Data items
§

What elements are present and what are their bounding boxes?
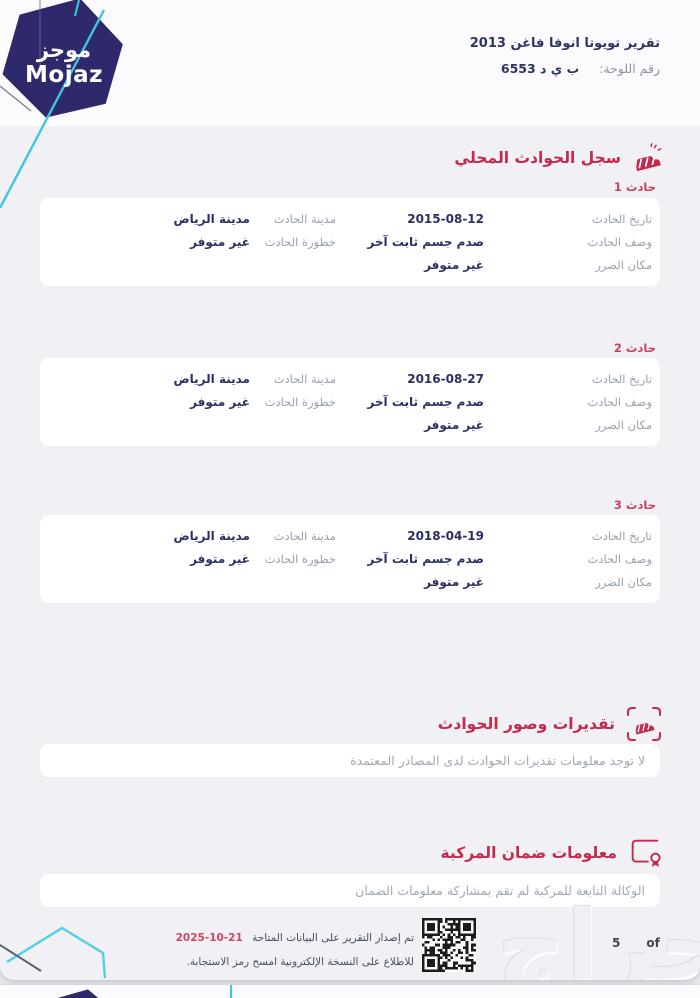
plate-number-row: رقم اللوحة: ب ي د 6553 (470, 61, 660, 76)
field-label-city: مدينة الحادث (273, 372, 336, 386)
accidents-section-header: سجل الحوادث المحلي (454, 142, 664, 174)
hexagon-outline-decor (0, 926, 107, 979)
field-value-damage: غير متوفر (424, 418, 484, 432)
next-page-edge (0, 985, 700, 998)
field-value-date: 2015-08-12 (407, 212, 484, 226)
warranty-message-card: الوكالة التابعة للمركبة لم تقم بمشاركة م… (40, 874, 660, 907)
issued-date: 2025-10-21 (175, 932, 243, 944)
scan-line: للاطلاع على النسخة الإلكترونية امسح رمز … (186, 956, 415, 968)
logo-arabic-name: موجز (36, 38, 92, 62)
next-page-logo-hexagon (0, 985, 155, 998)
field-value-severity: غير متوفر (190, 552, 250, 566)
plate-number-value: ب ي د 6553 (500, 61, 580, 76)
field-value-severity: غير متوفر (190, 395, 250, 409)
estimates-message: لا توجد معلومات تقديرات الحوادث لدى المص… (350, 753, 645, 768)
accident-2-card: تاريخ الحادث 2016-08-27 مدينة الحادث مدي… (40, 358, 660, 446)
issued-line: تم إصدار التقرير على البيانات المتاحة 20… (158, 926, 414, 950)
field-value-city: مدينة الرياض (173, 529, 250, 543)
field-value-city: مدينة الرياض (173, 212, 250, 226)
mojaz-logo: موجز Mojaz (14, 38, 114, 89)
crashed-car-icon (636, 143, 662, 172)
accident-3-label: حادث 3 (613, 498, 656, 512)
page-number-of: of (646, 936, 660, 950)
field-label-damage: مكان الضرر (595, 418, 652, 432)
field-value-date: 2018-04-19 (407, 529, 484, 543)
field-value-city: مدينة الرياض (173, 372, 250, 386)
field-label-severity: خطورة الحادث (264, 235, 336, 249)
field-value-date: 2016-08-27 (407, 372, 484, 386)
field-label-severity: خطورة الحادث (264, 395, 336, 409)
next-page-cyan-line (230, 985, 232, 998)
field-value-damage: غير متوفر (424, 575, 484, 589)
field-value-desc: صدم جسم ثابت آخر (367, 552, 484, 566)
field-label-date: تاريخ الحادث (591, 372, 652, 386)
field-label-date: تاريخ الحادث (591, 529, 652, 543)
field-value-severity: غير متوفر (190, 235, 250, 249)
warranty-certificate-icon (631, 839, 661, 867)
field-label-desc: وصف الحادث (587, 235, 652, 249)
accident-1-label: حادث 1 (613, 180, 656, 194)
estimates-section-title: تقديرات وصور الحوادث (437, 715, 615, 733)
field-label-damage: مكان الضرر (595, 258, 652, 272)
estimates-section-header: تقديرات وصور الحوادث (438, 703, 664, 745)
warranty-section-title: معلومات ضمان المركبة (440, 844, 617, 862)
warranty-message: الوكالة التابعة للمركبة لم تقم بمشاركة م… (355, 883, 645, 898)
footer-note: تم إصدار التقرير على البيانات المتاحة 20… (158, 926, 414, 974)
field-value-desc: صدم جسم ثابت آخر (367, 395, 484, 409)
report-header-text: تقرير تويوتا انوفا فاغن 2013 رقم اللوحة:… (470, 36, 660, 76)
field-label-desc: وصف الحادث (587, 395, 652, 409)
estimates-message-card: لا توجد معلومات تقديرات الحوادث لدى المص… (40, 744, 660, 777)
haraj-watermark: حراج (497, 890, 700, 980)
field-label-city: مدينة الحادث (273, 529, 336, 543)
issued-text: تم إصدار التقرير على البيانات المتاحة (252, 932, 414, 944)
field-label-damage: مكان الضرر (595, 575, 652, 589)
accident-3-grid: تاريخ الحادث 2018-04-19 مدينة الحادث مدي… (54, 525, 652, 593)
plate-number-label: رقم اللوحة: (599, 61, 660, 76)
field-value-desc: صدم جسم ثابت آخر (367, 235, 484, 249)
accident-2-label: حادث 2 (613, 341, 656, 355)
report-title: تقرير تويوتا انوفا فاغن 2013 (469, 36, 660, 51)
accidents-section-title: سجل الحوادث المحلي (454, 149, 621, 167)
qr-code (422, 918, 476, 972)
page-number: 5 of (612, 936, 678, 950)
field-value-damage: غير متوفر (424, 258, 484, 272)
field-label-desc: وصف الحادث (587, 552, 652, 566)
field-label-severity: خطورة الحادث (264, 552, 336, 566)
warranty-section-header: معلومات ضمان المركبة (440, 836, 664, 870)
logo-latin-name: Mojaz (25, 62, 103, 89)
page-number-current: 5 (612, 936, 621, 950)
field-label-city: مدينة الحادث (273, 212, 336, 226)
field-label-date: تاريخ الحادث (591, 212, 652, 226)
accident-1-grid: تاريخ الحادث 2015-08-12 مدينة الحادث مدي… (54, 208, 652, 276)
accident-1-card: تاريخ الحادث 2015-08-12 مدينة الحادث مدي… (40, 198, 660, 286)
accident-photos-icon (627, 707, 661, 741)
accident-3-card: تاريخ الحادث 2018-04-19 مدينة الحادث مدي… (40, 515, 660, 603)
accident-2-grid: تاريخ الحادث 2016-08-27 مدينة الحادث مدي… (54, 368, 652, 436)
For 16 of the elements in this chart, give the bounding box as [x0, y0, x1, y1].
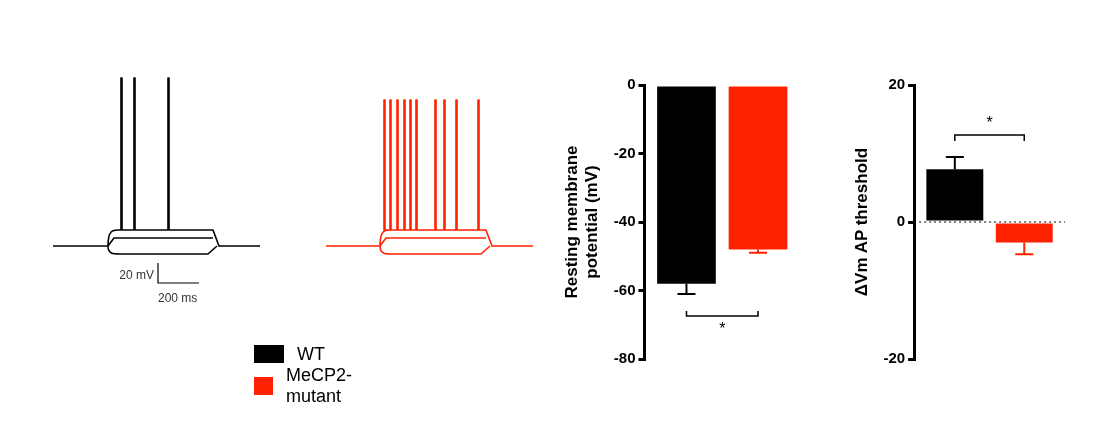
legend-label: MeCP2-mutant [286, 365, 354, 407]
text: 200 ms [158, 291, 198, 305]
y-tick-label: 0 [627, 75, 636, 93]
annotation: * [719, 320, 726, 338]
y-tick-label: -20 [883, 349, 906, 367]
y-axis-title: ΔVm AP threshold [851, 147, 871, 297]
y-tick-label: -80 [613, 349, 636, 367]
legend-label: WT [296, 343, 325, 365]
y-tick-label: -20 [613, 143, 636, 161]
y-tick-label: 20 [888, 75, 906, 93]
y-axis-title: Resting membrane potential (mV) [561, 145, 602, 299]
annotation: * [986, 114, 993, 132]
y-tick-label: -60 [613, 280, 636, 298]
text: 20 mV [119, 268, 154, 282]
y-tick-label: 0 [896, 212, 906, 230]
y-tick-label: -40 [613, 212, 636, 230]
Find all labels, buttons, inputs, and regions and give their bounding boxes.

§

EXERCISE REQUIREMENTS => Copy out every line of the items above word for word, but leave the pictures out.

FINISHED ANSWER =>
What elements are present and what are their bounding boxes?
plate-number-row: رقم اللوحة: ب ي د 6553 (470, 61, 660, 76)
field-label-city: مدينة الحادث (273, 372, 336, 386)
accidents-section-header: سجل الحوادث المحلي (454, 142, 664, 174)
hexagon-outline-decor (0, 926, 107, 979)
field-value-damage: غير متوفر (424, 418, 484, 432)
next-page-edge (0, 985, 700, 998)
field-value-date: 2015-08-12 (407, 212, 484, 226)
warranty-message-card: الوكالة التابعة للمركبة لم تقم بمشاركة م… (40, 874, 660, 907)
issued-date: 2025-10-21 (175, 932, 243, 944)
scan-line: للاطلاع على النسخة الإلكترونية امسح رمز … (186, 956, 415, 968)
logo-arabic-name: موجز (36, 38, 92, 62)
next-page-logo-hexagon (0, 985, 155, 998)
field-value-severity: غير متوفر (190, 552, 250, 566)
plate-number-value: ب ي د 6553 (500, 61, 580, 76)
field-value-severity: غير متوفر (190, 395, 250, 409)
estimates-message: لا توجد معلومات تقديرات الحوادث لدى المص… (350, 753, 645, 768)
accident-2-card: تاريخ الحادث 2016-08-27 مدينة الحادث مدي… (40, 358, 660, 446)
issued-line: تم إصدار التقرير على البيانات المتاحة 20… (158, 926, 414, 950)
field-value-city: مدينة الرياض (173, 529, 250, 543)
field-value-city: مدينة الرياض (173, 212, 250, 226)
mojaz-logo: موجز Mojaz (14, 38, 114, 89)
crashed-car-icon (636, 143, 662, 172)
accident-3-label: حادث 3 (613, 498, 656, 512)
page-number-of: of (646, 936, 660, 950)
field-label-damage: مكان الضرر (595, 418, 652, 432)
field-value-date: 2018-04-19 (407, 529, 484, 543)
field-value-city: مدينة الرياض (173, 372, 250, 386)
field-label-severity: خطورة الحادث (264, 235, 336, 249)
field-value-date: 2016-08-27 (407, 372, 484, 386)
field-label-severity: خطورة الحادث (264, 395, 336, 409)
next-page-cyan-line (230, 985, 232, 998)
field-value-damage: غير متوفر (424, 575, 484, 589)
field-value-desc: صدم جسم ثابت آخر (367, 552, 484, 566)
field-label-date: تاريخ الحادث (591, 372, 652, 386)
field-label-date: تاريخ الحادث (591, 529, 652, 543)
field-value-severity: غير متوفر (190, 235, 250, 249)
warranty-certificate-icon (631, 839, 661, 867)
field-label-desc: وصف الحادث (587, 235, 652, 249)
accident-1-label: حادث 1 (613, 180, 656, 194)
estimates-section-title: تقديرات وصور الحوادث (437, 715, 615, 733)
field-label-damage: مكان الضرر (595, 258, 652, 272)
estimates-section-header: تقديرات وصور الحوادث (438, 703, 664, 745)
warranty-section-title: معلومات ضمان المركبة (440, 844, 617, 862)
warranty-message: الوكالة التابعة للمركبة لم تقم بمشاركة م… (355, 883, 645, 898)
footer-note: تم إصدار التقرير على البيانات المتاحة 20… (158, 926, 414, 974)
field-value-desc: صدم جسم ثابت آخر (367, 395, 484, 409)
report-header-text: تقرير تويوتا انوفا فاغن 2013 رقم اللوحة:… (470, 36, 660, 76)
field-label-desc: وصف الحادث (587, 395, 652, 409)
estimates-message-card: لا توجد معلومات تقديرات الحوادث لدى المص… (40, 744, 660, 777)
haraj-watermark: حراج (497, 890, 700, 980)
field-label-city: مدينة الحادث (273, 529, 336, 543)
issued-text: تم إصدار التقرير على البيانات المتاحة (252, 932, 414, 944)
field-label-damage: مكان الضرر (595, 575, 652, 589)
accident-3-grid: تاريخ الحادث 2018-04-19 مدينة الحادث مدي… (54, 525, 652, 593)
plate-number-label: رقم اللوحة: (599, 61, 660, 76)
field-value-desc: صدم جسم ثابت آخر (367, 235, 484, 249)
accident-2-label: حادث 2 (613, 341, 656, 355)
report-title: تقرير تويوتا انوفا فاغن 2013 (469, 36, 660, 51)
accidents-section-title: سجل الحوادث المحلي (454, 149, 621, 167)
qr-code (422, 918, 476, 972)
page-number: 5 of (612, 936, 678, 950)
field-value-damage: غير متوفر (424, 258, 484, 272)
field-label-desc: وصف الحادث (587, 552, 652, 566)
field-label-severity: خطورة الحادث (264, 552, 336, 566)
warranty-section-header: معلومات ضمان المركبة (440, 836, 664, 870)
logo-latin-name: Mojaz (25, 62, 103, 89)
page-number-current: 5 (612, 936, 621, 950)
field-label-city: مدينة الحادث (273, 212, 336, 226)
field-label-date: تاريخ الحادث (591, 212, 652, 226)
accident-1-grid: تاريخ الحادث 2015-08-12 مدينة الحادث مدي… (54, 208, 652, 276)
accident-1-card: تاريخ الحادث 2015-08-12 مدينة الحادث مدي… (40, 198, 660, 286)
accident-photos-icon (627, 707, 661, 741)
accident-3-card: تاريخ الحادث 2018-04-19 مدينة الحادث مدي… (40, 515, 660, 603)
accident-2-grid: تاريخ الحادث 2016-08-27 مدينة الحادث مدي… (54, 368, 652, 436)
For 16 of the elements in this chart, give the bounding box as [x0, y0, x1, y1].
legend-label: MeCP2-mutant [286, 365, 354, 407]
text: 200 ms [158, 291, 198, 305]
y-tick-label: 0 [627, 75, 636, 93]
annotation: * [719, 320, 726, 338]
y-tick-label: -20 [883, 349, 906, 367]
y-axis-title: ΔVm AP threshold [851, 147, 871, 297]
y-tick-label: -80 [613, 349, 636, 367]
legend-label: WT [296, 343, 325, 365]
y-tick-label: -20 [613, 143, 636, 161]
y-tick-label: 20 [888, 75, 906, 93]
y-axis-title: Resting membrane potential (mV) [561, 145, 602, 299]
annotation: * [986, 114, 993, 132]
y-tick-label: -60 [613, 280, 636, 298]
text: 20 mV [119, 268, 154, 282]
y-tick-label: 0 [896, 212, 906, 230]
y-tick-label: -40 [613, 212, 636, 230]
Find all labels, buttons, inputs, and regions and give their bounding boxes.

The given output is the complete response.